> [Given problem]: List each line of the data that holds the string "задачах", please.
** begin Input data **
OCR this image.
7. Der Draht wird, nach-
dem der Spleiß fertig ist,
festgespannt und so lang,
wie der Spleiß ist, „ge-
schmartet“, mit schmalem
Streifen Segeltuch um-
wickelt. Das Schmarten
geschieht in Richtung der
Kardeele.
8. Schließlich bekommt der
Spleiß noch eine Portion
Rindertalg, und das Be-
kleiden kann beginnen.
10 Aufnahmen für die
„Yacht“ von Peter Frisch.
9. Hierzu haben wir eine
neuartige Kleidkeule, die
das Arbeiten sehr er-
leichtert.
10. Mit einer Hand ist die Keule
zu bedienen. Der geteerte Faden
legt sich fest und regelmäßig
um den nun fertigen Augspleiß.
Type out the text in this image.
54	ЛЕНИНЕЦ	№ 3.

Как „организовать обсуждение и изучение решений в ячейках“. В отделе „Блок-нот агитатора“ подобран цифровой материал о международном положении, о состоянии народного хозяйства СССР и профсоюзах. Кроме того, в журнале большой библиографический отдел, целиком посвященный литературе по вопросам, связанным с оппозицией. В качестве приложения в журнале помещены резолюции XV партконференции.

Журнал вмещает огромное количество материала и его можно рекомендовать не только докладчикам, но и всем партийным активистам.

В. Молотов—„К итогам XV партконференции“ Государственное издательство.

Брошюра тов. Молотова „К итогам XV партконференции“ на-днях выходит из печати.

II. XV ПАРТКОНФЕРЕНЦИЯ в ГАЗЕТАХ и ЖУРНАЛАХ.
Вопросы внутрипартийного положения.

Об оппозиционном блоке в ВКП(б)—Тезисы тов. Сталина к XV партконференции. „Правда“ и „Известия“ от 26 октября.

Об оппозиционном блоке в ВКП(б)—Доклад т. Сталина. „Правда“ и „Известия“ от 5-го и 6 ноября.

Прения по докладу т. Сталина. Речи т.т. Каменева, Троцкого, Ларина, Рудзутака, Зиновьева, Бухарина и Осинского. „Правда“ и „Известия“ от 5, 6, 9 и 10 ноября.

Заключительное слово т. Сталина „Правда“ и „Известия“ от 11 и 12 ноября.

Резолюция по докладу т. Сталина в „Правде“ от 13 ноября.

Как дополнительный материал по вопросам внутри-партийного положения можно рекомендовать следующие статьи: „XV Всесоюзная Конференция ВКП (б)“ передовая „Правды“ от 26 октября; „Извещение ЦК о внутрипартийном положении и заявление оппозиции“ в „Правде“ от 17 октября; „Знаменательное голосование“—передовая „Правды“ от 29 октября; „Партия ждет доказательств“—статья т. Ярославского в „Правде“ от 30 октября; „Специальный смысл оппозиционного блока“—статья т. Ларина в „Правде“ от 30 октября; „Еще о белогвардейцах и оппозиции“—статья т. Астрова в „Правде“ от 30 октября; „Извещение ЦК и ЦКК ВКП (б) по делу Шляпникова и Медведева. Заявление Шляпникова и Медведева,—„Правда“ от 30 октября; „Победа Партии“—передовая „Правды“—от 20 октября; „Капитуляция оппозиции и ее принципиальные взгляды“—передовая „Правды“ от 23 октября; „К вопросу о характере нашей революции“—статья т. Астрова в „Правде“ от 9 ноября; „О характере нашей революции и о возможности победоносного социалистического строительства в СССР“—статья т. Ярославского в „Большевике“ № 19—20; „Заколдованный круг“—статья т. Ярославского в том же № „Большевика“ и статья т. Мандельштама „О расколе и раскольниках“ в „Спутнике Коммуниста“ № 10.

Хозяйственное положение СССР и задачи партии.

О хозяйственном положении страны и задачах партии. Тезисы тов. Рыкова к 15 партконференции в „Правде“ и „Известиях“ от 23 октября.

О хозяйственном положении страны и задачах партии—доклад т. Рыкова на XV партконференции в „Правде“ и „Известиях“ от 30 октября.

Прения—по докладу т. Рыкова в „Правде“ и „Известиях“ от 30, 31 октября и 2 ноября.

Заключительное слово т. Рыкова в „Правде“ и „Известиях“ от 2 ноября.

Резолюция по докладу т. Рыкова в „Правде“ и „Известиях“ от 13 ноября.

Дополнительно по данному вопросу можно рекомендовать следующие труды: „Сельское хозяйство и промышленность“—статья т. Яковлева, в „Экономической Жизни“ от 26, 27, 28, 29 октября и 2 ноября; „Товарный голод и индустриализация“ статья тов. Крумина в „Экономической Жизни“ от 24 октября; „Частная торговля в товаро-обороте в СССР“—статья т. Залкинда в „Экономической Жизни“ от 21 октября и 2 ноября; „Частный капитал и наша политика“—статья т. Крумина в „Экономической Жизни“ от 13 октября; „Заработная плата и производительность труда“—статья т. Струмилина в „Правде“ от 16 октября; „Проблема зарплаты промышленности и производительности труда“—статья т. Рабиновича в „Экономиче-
** end Input data **
> [Exercise response]:
О хозяйственном положении страны и задачах партии. Тезисы тов. Рыкова к 15 партконференции в „Правде“ и „Известиях“ от 23 октября.
О хозяйственном положении страны и задачах партии—доклад т. Рыкова на XV партконференции в „Правде“ и „Известиях“ от 30 октября.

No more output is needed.